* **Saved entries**
+ + + +

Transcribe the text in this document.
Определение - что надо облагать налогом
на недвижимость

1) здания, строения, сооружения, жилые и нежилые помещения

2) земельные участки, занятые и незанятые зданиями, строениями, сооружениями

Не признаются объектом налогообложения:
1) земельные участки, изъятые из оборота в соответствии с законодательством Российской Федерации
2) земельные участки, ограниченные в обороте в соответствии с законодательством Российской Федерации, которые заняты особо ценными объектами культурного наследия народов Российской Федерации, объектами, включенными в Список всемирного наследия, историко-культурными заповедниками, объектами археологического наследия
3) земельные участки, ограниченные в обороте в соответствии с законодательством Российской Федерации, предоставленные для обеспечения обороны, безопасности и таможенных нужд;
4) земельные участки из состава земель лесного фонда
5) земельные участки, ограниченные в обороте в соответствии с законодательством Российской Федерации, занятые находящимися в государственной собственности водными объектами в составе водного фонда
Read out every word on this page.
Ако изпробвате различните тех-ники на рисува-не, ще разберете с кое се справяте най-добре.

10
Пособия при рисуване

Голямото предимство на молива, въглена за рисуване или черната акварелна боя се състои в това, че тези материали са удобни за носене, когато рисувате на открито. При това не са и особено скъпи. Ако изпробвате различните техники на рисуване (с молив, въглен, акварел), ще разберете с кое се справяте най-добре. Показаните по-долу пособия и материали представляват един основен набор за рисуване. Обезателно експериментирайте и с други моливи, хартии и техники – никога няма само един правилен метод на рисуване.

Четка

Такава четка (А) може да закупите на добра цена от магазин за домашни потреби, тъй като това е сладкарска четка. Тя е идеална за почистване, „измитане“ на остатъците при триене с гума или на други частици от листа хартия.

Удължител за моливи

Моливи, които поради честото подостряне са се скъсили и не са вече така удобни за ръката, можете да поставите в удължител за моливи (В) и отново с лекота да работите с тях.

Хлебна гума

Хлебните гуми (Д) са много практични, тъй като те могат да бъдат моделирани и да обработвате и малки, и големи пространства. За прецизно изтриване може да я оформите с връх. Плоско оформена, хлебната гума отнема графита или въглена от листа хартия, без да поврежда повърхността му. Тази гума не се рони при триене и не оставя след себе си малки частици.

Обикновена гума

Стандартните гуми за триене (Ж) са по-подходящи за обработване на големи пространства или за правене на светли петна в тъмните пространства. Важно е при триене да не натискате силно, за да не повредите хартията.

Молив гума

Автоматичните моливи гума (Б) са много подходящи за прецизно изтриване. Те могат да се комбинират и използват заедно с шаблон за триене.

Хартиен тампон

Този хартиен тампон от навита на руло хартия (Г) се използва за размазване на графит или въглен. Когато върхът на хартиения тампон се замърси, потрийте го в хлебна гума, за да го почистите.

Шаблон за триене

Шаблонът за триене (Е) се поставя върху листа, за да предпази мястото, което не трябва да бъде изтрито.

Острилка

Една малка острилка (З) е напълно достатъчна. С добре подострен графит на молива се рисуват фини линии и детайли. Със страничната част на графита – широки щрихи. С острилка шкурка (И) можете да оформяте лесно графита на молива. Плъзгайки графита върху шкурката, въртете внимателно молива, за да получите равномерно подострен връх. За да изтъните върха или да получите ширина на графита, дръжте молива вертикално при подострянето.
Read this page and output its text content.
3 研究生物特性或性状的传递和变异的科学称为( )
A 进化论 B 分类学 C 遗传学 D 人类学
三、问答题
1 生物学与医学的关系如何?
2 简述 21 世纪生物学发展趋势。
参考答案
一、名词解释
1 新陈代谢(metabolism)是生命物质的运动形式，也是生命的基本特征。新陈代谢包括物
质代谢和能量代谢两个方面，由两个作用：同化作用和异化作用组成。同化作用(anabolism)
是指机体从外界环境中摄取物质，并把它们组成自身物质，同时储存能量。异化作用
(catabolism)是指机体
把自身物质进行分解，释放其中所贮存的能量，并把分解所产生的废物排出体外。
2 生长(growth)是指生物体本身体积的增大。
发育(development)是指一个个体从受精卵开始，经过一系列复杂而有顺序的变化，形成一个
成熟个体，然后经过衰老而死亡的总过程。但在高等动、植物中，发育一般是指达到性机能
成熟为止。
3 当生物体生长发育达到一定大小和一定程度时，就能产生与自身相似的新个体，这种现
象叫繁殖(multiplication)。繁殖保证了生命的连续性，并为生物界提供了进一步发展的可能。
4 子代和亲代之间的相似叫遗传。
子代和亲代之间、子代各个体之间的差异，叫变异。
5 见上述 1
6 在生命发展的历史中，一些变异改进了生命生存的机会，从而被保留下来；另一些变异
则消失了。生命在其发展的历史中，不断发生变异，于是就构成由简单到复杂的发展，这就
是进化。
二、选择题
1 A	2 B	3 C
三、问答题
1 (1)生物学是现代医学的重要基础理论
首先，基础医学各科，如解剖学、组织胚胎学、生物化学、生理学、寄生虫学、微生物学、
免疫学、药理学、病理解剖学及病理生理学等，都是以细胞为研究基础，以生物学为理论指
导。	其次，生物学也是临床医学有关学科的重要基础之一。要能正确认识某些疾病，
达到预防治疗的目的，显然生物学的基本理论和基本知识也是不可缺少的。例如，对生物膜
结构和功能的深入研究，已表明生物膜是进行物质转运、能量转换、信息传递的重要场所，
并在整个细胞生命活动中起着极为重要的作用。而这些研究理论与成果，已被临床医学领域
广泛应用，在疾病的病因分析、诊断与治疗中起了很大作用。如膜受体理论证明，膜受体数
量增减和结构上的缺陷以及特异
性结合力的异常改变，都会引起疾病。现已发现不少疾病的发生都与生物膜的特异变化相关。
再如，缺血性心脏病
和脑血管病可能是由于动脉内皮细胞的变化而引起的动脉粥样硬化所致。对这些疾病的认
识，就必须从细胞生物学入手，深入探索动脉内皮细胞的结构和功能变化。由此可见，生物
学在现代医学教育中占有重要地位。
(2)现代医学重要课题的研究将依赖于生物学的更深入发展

+ + + +

* **Goal**
Working from the material above, retype it in its entirety without change.

* **Task response**
Transcribe the text in this document.
Определение - что надо облагать налогом
на недвижимость

1) здания, строения, сооружения, жилые и нежилые помещения

2) земельные участки, занятые и незанятые зданиями, строениями, сооружениями

Не признаются объектом налогообложения:
1) земельные участки, изъятые из оборота в соответствии с законодательством Российской Федерации
2) земельные участки, ограниченные в обороте в соответствии с законодательством Российской Федерации, которые заняты особо ценными объектами культурного наследия народов Российской Федерации, объектами, включенными в Список всемирного наследия, историко-культурными заповедниками, объектами археологического наследия
3) земельные участки, ограниченные в обороте в соответствии с законодательством Российской Федерации, предоставленные для обеспечения обороны, безопасности и таможенных нужд;
4) земельные участки из состава земель лесного фонда
5) земельные участки, ограниченные в обороте в соответствии с законодательством Российской Федерации, занятые находящимися в государственной собственности водными объектами в составе водного фонда
Read out every word on this page.
Ако изпробвате различните тех-ники на рисува-не, ще разберете с кое се справяте най-добре.

10
Пособия при рисуване

Голямото предимство на молива, въглена за рисуване или черната акварелна боя се състои в това, че тези материали са удобни за носене, когато рисувате на открито. При това не са и особено скъпи. Ако изпробвате различните техники на рисуване (с молив, въглен, акварел), ще разберете с кое се справяте най-добре. Показаните по-долу пособия и материали представляват един основен набор за рисуване. Обезателно експериментирайте и с други моливи, хартии и техники – никога няма само един правилен метод на рисуване.

Четка

Такава четка (А) може да закупите на добра цена от магазин за домашни потреби, тъй като това е сладкарска четка. Тя е идеална за почистване, „измитане“ на остатъците при триене с гума или на други частици от листа хартия.

Удължител за моливи

Моливи, които поради честото подостряне са се скъсили и не са вече така удобни за ръката, можете да поставите в удължител за моливи (В) и отново с лекота да работите с тях.

Хлебна гума

Хлебните гуми (Д) са много практични, тъй като те могат да бъдат моделирани и да обработвате и малки, и големи пространства. За прецизно изтриване може да я оформите с връх. Плоско оформена, хлебната гума отнема графита или въглена от листа хартия, без да поврежда повърхността му. Тази гума не се рони при триене и не оставя след себе си малки частици.

Обикновена гума

Стандартните гуми за триене (Ж) са по-подходящи за обработване на големи пространства или за правене на светли петна в тъмните пространства. Важно е при триене да не натискате силно, за да не повредите хартията.

Молив гума

Автоматичните моливи гума (Б) са много подходящи за прецизно изтриване. Те могат да се комбинират и използват заедно с шаблон за триене.

Хартиен тампон

Този хартиен тампон от навита на руло хартия (Г) се използва за размазване на графит или въглен. Когато върхът на хартиения тампон се замърси, потрийте го в хлебна гума, за да го почистите.

Шаблон за триене

Шаблонът за триене (Е) се поставя върху листа, за да предпази мястото, което не трябва да бъде изтрито.

Острилка

Една малка острилка (З) е напълно достатъчна. С добре подострен графит на молива се рисуват фини линии и детайли. Със страничната част на графита – широки щрихи. С острилка шкурка (И) можете да оформяте лесно графита на молива. Плъзгайки графита върху шкурката, въртете внимателно молива, за да получите равномерно подострен връх. За да изтъните върха или да получите ширина на графита, дръжте молива вертикално при подострянето.
Read this page and output its text content.
3 研究生物特性或性状的传递和变异的科学称为( )
A 进化论 B 分类学 C 遗传学 D 人类学
三、问答题
1 生物学与医学的关系如何?
2 简述 21 世纪生物学发展趋势。
参考答案
一、名词解释
1 新陈代谢(metabolism)是生命物质的运动形式，也是生命的基本特征。新陈代谢包括物
质代谢和能量代谢两个方面，由两个作用：同化作用和异化作用组成。同化作用(anabolism)
是指机体从外界环境中摄取物质，并把它们组成自身物质，同时储存能量。异化作用
(catabolism)是指机体
把自身物质进行分解，释放其中所贮存的能量，并把分解所产生的废物排出体外。
2 生长(growth)是指生物体本身体积的增大。
发育(development)是指一个个体从受精卵开始，经过一系列复杂而有顺序的变化，形成一个
成熟个体，然后经过衰老而死亡的总过程。但在高等动、植物中，发育一般是指达到性机能
成熟为止。
3 当生物体生长发育达到一定大小和一定程度时，就能产生与自身相似的新个体，这种现
象叫繁殖(multiplication)。繁殖保证了生命的连续性，并为生物界提供了进一步发展的可能。
4 子代和亲代之间的相似叫遗传。
子代和亲代之间、子代各个体之间的差异，叫变异。
5 见上述 1
6 在生命发展的历史中，一些变异改进了生命生存的机会，从而被保留下来；另一些变异
则消失了。生命在其发展的历史中，不断发生变异，于是就构成由简单到复杂的发展，这就
是进化。
二、选择题
1 A	2 B	3 C
三、问答题
1 (1)生物学是现代医学的重要基础理论
首先，基础医学各科，如解剖学、组织胚胎学、生物化学、生理学、寄生虫学、微生物学、
免疫学、药理学、病理解剖学及病理生理学等，都是以细胞为研究基础，以生物学为理论指
导。	其次，生物学也是临床医学有关学科的重要基础之一。要能正确认识某些疾病，
达到预防治疗的目的，显然生物学的基本理论和基本知识也是不可缺少的。例如，对生物膜
结构和功能的深入研究，已表明生物膜是进行物质转运、能量转换、信息传递的重要场所，
并在整个细胞生命活动中起着极为重要的作用。而这些研究理论与成果，已被临床医学领域
广泛应用，在疾病的病因分析、诊断与治疗中起了很大作用。如膜受体理论证明，膜受体数
量增减和结构上的缺陷以及特异
性结合力的异常改变，都会引起疾病。现已发现不少疾病的发生都与生物膜的特异变化相关。
再如，缺血性心脏病
和脑血管病可能是由于动脉内皮细胞的变化而引起的动脉粥样硬化所致。对这些疾病的认
识，就必须从细胞生物学入手，深入探索动脉内皮细胞的结构和功能变化。由此可见，生物
学在现代医学教育中占有重要地位。
(2)现代医学重要课题的研究将依赖于生物学的更深入发展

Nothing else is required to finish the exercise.